▸ **Saved entries**:
********

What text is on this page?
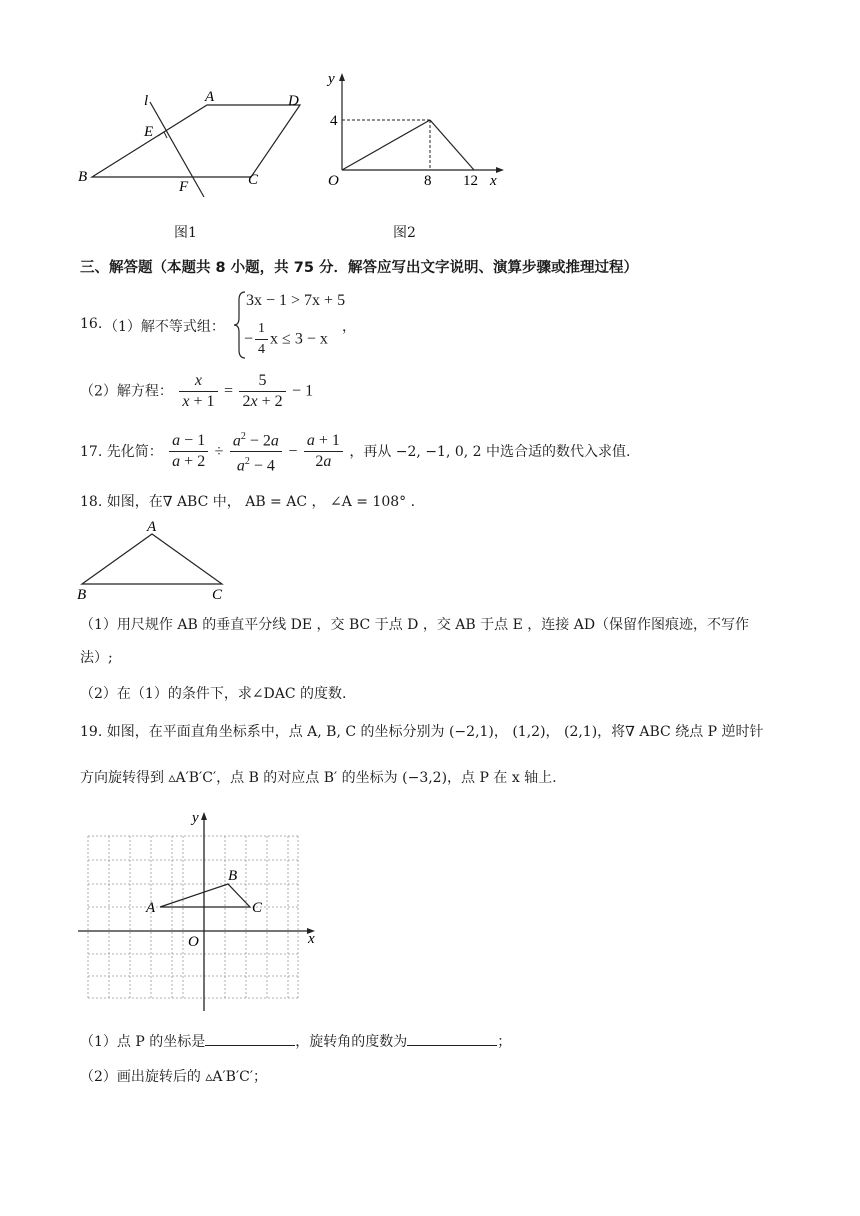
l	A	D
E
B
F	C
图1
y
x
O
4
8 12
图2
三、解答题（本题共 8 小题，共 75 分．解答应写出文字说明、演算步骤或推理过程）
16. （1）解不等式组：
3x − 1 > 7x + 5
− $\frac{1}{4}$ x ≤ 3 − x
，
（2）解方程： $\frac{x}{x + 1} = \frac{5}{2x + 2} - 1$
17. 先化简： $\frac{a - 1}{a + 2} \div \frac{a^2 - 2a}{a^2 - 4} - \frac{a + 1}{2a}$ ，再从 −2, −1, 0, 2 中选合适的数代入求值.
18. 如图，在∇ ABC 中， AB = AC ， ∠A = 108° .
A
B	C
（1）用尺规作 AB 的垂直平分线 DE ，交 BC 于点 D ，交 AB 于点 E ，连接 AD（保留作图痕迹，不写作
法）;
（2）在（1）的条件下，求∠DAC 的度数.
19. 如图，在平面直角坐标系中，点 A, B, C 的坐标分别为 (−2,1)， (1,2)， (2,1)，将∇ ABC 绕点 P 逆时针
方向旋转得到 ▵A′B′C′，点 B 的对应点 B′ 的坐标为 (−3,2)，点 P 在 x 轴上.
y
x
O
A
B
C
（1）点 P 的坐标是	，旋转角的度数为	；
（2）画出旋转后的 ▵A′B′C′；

********

▸ **Task statement**: Quote all of the entries word for word, omitting any pictures.

▸ **Solution to this problem**:
What text is on this page?
l	A	D
E
B
F	C
图1
y
x
O
4
8 12
图2
三、解答题（本题共 8 小题，共 75 分．解答应写出文字说明、演算步骤或推理过程）
16. （1）解不等式组：
3x − 1 > 7x + 5
− $\frac{1}{4}$ x ≤ 3 − x
，
（2）解方程： $\frac{x}{x + 1} = \frac{5}{2x + 2} - 1$
17. 先化简： $\frac{a - 1}{a + 2} \div \frac{a^2 - 2a}{a^2 - 4} - \frac{a + 1}{2a}$ ，再从 −2, −1, 0, 2 中选合适的数代入求值.
18. 如图，在∇ ABC 中， AB = AC ， ∠A = 108° .
A
B	C
（1）用尺规作 AB 的垂直平分线 DE ，交 BC 于点 D ，交 AB 于点 E ，连接 AD（保留作图痕迹，不写作
法）;
（2）在（1）的条件下，求∠DAC 的度数.
19. 如图，在平面直角坐标系中，点 A, B, C 的坐标分别为 (−2,1)， (1,2)， (2,1)，将∇ ABC 绕点 P 逆时针
方向旋转得到 ▵A′B′C′，点 B 的对应点 B′ 的坐标为 (−3,2)，点 P 在 x 轴上.
y
x
O
A
B
C
（1）点 P 的坐标是	，旋转角的度数为	；
（2）画出旋转后的 ▵A′B′C′；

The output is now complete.